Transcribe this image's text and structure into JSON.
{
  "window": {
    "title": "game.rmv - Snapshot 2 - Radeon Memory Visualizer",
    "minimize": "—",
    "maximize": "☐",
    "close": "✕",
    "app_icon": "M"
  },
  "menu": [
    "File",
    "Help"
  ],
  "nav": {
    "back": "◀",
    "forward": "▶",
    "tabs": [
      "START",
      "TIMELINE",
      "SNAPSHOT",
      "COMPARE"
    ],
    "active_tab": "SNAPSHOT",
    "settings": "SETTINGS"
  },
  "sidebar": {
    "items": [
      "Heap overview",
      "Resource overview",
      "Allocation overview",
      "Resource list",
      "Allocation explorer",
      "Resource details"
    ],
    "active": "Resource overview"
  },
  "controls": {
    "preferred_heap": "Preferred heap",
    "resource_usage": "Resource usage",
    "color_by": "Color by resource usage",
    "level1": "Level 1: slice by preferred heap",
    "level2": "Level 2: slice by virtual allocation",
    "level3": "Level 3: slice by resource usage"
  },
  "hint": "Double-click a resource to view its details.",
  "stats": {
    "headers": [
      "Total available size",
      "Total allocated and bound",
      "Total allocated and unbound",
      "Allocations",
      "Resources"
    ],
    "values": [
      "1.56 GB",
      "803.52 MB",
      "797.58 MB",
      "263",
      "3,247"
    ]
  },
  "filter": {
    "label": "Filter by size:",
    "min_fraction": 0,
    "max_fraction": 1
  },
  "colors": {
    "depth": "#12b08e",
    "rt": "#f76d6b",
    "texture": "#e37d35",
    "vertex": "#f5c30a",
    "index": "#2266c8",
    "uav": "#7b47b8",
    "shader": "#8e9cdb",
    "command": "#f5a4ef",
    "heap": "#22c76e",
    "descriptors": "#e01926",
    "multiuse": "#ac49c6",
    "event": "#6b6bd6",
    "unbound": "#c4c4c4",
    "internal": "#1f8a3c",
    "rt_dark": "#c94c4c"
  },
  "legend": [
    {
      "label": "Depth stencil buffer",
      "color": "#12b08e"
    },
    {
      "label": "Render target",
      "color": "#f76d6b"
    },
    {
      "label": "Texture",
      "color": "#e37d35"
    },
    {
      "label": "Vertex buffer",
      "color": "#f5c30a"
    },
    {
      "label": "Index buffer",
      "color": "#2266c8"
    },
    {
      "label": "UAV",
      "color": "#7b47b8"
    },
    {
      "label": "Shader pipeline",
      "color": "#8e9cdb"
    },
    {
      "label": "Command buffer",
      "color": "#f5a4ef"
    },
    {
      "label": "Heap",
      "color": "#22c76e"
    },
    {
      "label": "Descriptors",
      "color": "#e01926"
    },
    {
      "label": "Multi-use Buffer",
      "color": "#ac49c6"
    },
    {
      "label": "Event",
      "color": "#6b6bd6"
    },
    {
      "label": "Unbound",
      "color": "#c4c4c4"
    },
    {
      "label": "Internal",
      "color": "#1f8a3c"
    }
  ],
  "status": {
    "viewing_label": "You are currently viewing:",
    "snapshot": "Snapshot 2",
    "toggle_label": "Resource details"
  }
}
---
▶ **What the task requires**
Each record above should be returned exactly as it appears.

▶ **Written answer**
Transcribe this image's text and structure into JSON.
{
  "window": {
    "title": "game.rmv - Snapshot 2 - Radeon Memory Visualizer",
    "minimize": "—",
    "maximize": "☐",
    "close": "✕",
    "app_icon": "M"
  },
  "menu": [
    "File",
    "Help"
  ],
  "nav": {
    "back": "◀",
    "forward": "▶",
    "tabs": [
      "START",
      "TIMELINE",
      "SNAPSHOT",
      "COMPARE"
    ],
    "active_tab": "SNAPSHOT",
    "settings": "SETTINGS"
  },
  "sidebar": {
    "items": [
      "Heap overview",
      "Resource overview",
      "Allocation overview",
      "Resource list",
      "Allocation explorer",
      "Resource details"
    ],
    "active": "Resource overview"
  },
  "controls": {
    "preferred_heap": "Preferred heap",
    "resource_usage": "Resource usage",
    "color_by": "Color by resource usage",
    "level1": "Level 1: slice by preferred heap",
    "level2": "Level 2: slice by virtual allocation",
    "level3": "Level 3: slice by resource usage"
  },
  "hint": "Double-click a resource to view its details.",
  "stats": {
    "headers": [
      "Total available size",
      "Total allocated and bound",
      "Total allocated and unbound",
      "Allocations",
      "Resources"
    ],
    "values": [
      "1.56 GB",
      "803.52 MB",
      "797.58 MB",
      "263",
      "3,247"
    ]
  },
  "filter": {
    "label": "Filter by size:",
    "min_fraction": 0,
    "max_fraction": 1
  },
  "colors": {
    "depth": "#12b08e",
    "rt": "#f76d6b",
    "texture": "#e37d35",
    "vertex": "#f5c30a",
    "index": "#2266c8",
    "uav": "#7b47b8",
    "shader": "#8e9cdb",
    "command": "#f5a4ef",
    "heap": "#22c76e",
    "descriptors": "#e01926",
    "multiuse": "#ac49c6",
    "event": "#6b6bd6",
    "unbound": "#c4c4c4",
    "internal": "#1f8a3c",
    "rt_dark": "#c94c4c"
  },
  "legend": [
    {
      "label": "Depth stencil buffer",
      "color": "#12b08e"
    },
    {
      "label": "Render target",
      "color": "#f76d6b"
    },
    {
      "label": "Texture",
      "color": "#e37d35"
    },
    {
      "label": "Vertex buffer",
      "color": "#f5c30a"
    },
    {
      "label": "Index buffer",
      "color": "#2266c8"
    },
    {
      "label": "UAV",
      "color": "#7b47b8"
    },
    {
      "label": "Shader pipeline",
      "color": "#8e9cdb"
    },
    {
      "label": "Command buffer",
      "color": "#f5a4ef"
    },
    {
      "label": "Heap",
      "color": "#22c76e"
    },
    {
      "label": "Descriptors",
      "color": "#e01926"
    },
    {
      "label": "Multi-use Buffer",
      "color": "#ac49c6"
    },
    {
      "label": "Event",
      "color": "#6b6bd6"
    },
    {
      "label": "Unbound",
      "color": "#c4c4c4"
    },
    {
      "label": "Internal",
      "color": "#1f8a3c"
    }
  ],
  "status": {
    "viewing_label": "You are currently viewing:",
    "snapshot": "Snapshot 2",
    "toggle_label": "Resource details"
  }
}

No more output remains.